## Extrait de page
La pièce présente une succession de moments passés entre une personne en fin de vie et les personnages qui peuplent son paysage social. Les lecteurs sont donc plongés dans l’intimité des derniers échanges. Les sujets de conversation sont variés, de l’affreusement banal à la logistique de la vie en hôpital, en passant par certains thèmes philosophiques.  Certains moments sont plus « méta », le projet étant lui-même le sujet de conversation :

ACTEUR 1      et donc là par exemple en ce moment

                        on fait un passage

                        en fait

                        on est en train de faire un passage là

                        pour notre projet pour le film

                        c’est pas rien ça nous engage dans quelque chose

ACTEUR 2      ah ben oui oui complètement

ACTEUR 1      on est en train de faire notre projet

                        en étant là et en disant ce qu’on dit

                        c’est drôle

Composée de dialogues et de quelques monologues, la pièce comporte dix-huit scènes qui ont pour seul titre leur numérotation. Le séquençage est justifié par des séparations en conversations, s’accompagnant d’un changement de combinaisons d’interlocuteurs. De fait, le texte est réparti entre cinq voix, définies comme « acteur 1 », « acteur 2 », etc. Seuls les rôles du père et du fils sont définis et ne changent pas tout au long de l’œuvre. En revanche, les trois autres acteurs incarnent différentes figures. L’entourage gravitant autour de cet homme se compose principalement de membres de sa famille, d’amis ou du personnel hospitalier. Seuls les indices glanés au fil des conversations peuvent nous faire comprendre qui est qui, ce qui, à la lecture, provoque sans surprise une certaine difficulté à s’y retrouver. Ce choix de distribution fait surtout ressortir la relation entre le père et le fils, puisque c’est la seule qui reste constante, à l’exception d’une scène où ces rôles sont repris par un autre couple de comédiens.

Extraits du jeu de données
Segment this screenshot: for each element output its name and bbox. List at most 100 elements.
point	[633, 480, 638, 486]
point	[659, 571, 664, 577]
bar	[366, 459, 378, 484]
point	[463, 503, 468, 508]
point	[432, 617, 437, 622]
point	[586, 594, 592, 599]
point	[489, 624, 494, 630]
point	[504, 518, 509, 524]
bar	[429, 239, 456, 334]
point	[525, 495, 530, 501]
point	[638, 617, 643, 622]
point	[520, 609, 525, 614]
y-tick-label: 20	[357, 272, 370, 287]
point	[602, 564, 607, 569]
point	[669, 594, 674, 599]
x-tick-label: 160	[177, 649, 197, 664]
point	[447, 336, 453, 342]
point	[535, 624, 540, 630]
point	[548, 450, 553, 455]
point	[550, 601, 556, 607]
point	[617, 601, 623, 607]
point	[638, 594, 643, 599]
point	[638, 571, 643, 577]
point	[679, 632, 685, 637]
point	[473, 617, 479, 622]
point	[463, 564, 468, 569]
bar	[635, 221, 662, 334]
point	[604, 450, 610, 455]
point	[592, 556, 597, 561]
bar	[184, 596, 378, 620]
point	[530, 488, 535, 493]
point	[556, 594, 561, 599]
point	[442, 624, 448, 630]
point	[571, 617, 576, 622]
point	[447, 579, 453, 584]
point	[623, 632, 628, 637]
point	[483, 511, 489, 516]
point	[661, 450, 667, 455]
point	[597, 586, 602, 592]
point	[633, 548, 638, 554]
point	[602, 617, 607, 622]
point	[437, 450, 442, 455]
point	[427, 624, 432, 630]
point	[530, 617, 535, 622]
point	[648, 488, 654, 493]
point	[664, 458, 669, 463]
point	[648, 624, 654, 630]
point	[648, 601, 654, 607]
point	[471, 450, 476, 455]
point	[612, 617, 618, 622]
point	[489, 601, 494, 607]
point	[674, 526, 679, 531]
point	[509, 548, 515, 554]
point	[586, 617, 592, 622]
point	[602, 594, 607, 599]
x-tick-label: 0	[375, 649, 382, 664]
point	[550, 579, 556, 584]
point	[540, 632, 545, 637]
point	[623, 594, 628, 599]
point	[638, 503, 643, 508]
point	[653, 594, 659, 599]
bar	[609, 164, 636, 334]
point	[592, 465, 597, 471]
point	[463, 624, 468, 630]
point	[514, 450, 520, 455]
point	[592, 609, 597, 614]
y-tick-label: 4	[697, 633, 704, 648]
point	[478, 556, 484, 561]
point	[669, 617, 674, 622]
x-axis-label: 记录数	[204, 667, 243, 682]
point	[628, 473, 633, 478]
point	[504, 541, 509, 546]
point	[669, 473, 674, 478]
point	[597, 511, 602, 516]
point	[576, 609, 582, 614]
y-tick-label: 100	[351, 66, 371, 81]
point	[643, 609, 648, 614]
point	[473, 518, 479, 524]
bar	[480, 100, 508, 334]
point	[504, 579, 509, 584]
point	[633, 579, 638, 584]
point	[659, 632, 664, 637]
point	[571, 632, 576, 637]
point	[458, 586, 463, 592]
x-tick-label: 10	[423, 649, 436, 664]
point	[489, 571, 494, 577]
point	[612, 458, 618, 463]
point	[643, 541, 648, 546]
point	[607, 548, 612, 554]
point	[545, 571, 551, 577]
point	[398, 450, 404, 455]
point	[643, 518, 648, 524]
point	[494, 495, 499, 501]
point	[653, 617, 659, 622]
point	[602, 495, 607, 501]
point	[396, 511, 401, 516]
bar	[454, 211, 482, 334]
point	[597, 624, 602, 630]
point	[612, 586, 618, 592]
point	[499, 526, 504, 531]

## Consigne A
Selon l'extrait de page, combien de scènes la pièce compte-t-elle ?
## Consigne B
D'après l'extrait de page, pourquoi la relation entre le père et le fils ressort-elle plus que les autres dans la pièce ?
## Consigne C
Rédigez la suite du texte sur la pièce, en reprenant juste après sa dernière phrase.

## Réponse A
La pièce compte dix-huit scènes, qui ont pour seul titre leur numérotation.

## Réponse B
Les rôles du père et du fils sont les seuls à être définis et à ne pas changer, alors que les trois autres acteurs incarnent différentes figures. C'est donc la seule relation qui reste constante, sauf dans une scène où un autre couple de comédiens reprend ces rôles.

## Réponse C
Si le texte initial était ponctué d’autres effets stylistiques — un chœur venant soutenir les répliques du père ou encore une description onirique et très visuelle du protagoniste —, ces effets ont finalement été retirés. Ces éléments sortant du script des entretiens ont été jugés superflus par les co-auteurs. Reste uniquement leur désir de ne garder que le réel, ce qui place les enjeux sociaux d’une telle situation de la vie au centre de la scène. Le texte s’ouvre sur une sorte de lexique d’intentions nommé « indices de la pensée », qui codifie le rythme et l’intonation des répliques. On y devine une envie de refléter la réalité, une intention de restituer la parole très fidèlement. Pourtant, selon Jean-Daniel Piguet, le but de Partir n’est pas de représenter les derniers instants d’une vie de la façon la plus réaliste possible, mais d’extraire certains aspects de ces moments. La parole, véhicule de socialisation, est ici l’élément mis principalement en évidence. Le contenu discursif et la manière de l’énoncer nous donnent des indications quant à la relation entre les interlocuteurs. Mais ils nous communiquent aussi des informations quant à l’état émotionnel de l’énonciateur. Les didascalies mettent également l’accent sur l’acte de langage plutôt que sur les actions, l’emphase est ainsi décentrée de la dimension gestuelle et spatiale. C’est par la parole que se traduit le lien avec la réalité. L’action, elle, n’est située ni sur le plan géographique, ni sur le plan temporel, il n’y a pas de description du décor. Jean-Daniel Piguet fait du réel non réaliste, laissant place à une part d’abstrait.

Face à la mort, ce qu’on se dit et de quelle manière on l’exprime, c’est ce que porte ici le terme Partir. Le lecteur, mis sous tension dès le début par la mort prévue, ressent une certaine pression qui ne fait que s’intensifier au fur et à mesure que les pages défilent. Lors de la représentation, une dimension s’ajoute, dès lors que nous est aussi donné d’observer ce que les mots ne disent pas, les silences. Et si l’exposition d’un moment aussi intime peut paraître étrange sur le principe, elle est encadrée par le respect qui convient à un tel hommage aux partants. En dépit des circonstances, le texte est drôle, désamorce la gravité et nous rappelle qu’un départ vaut la peine d’être entièrement vécu.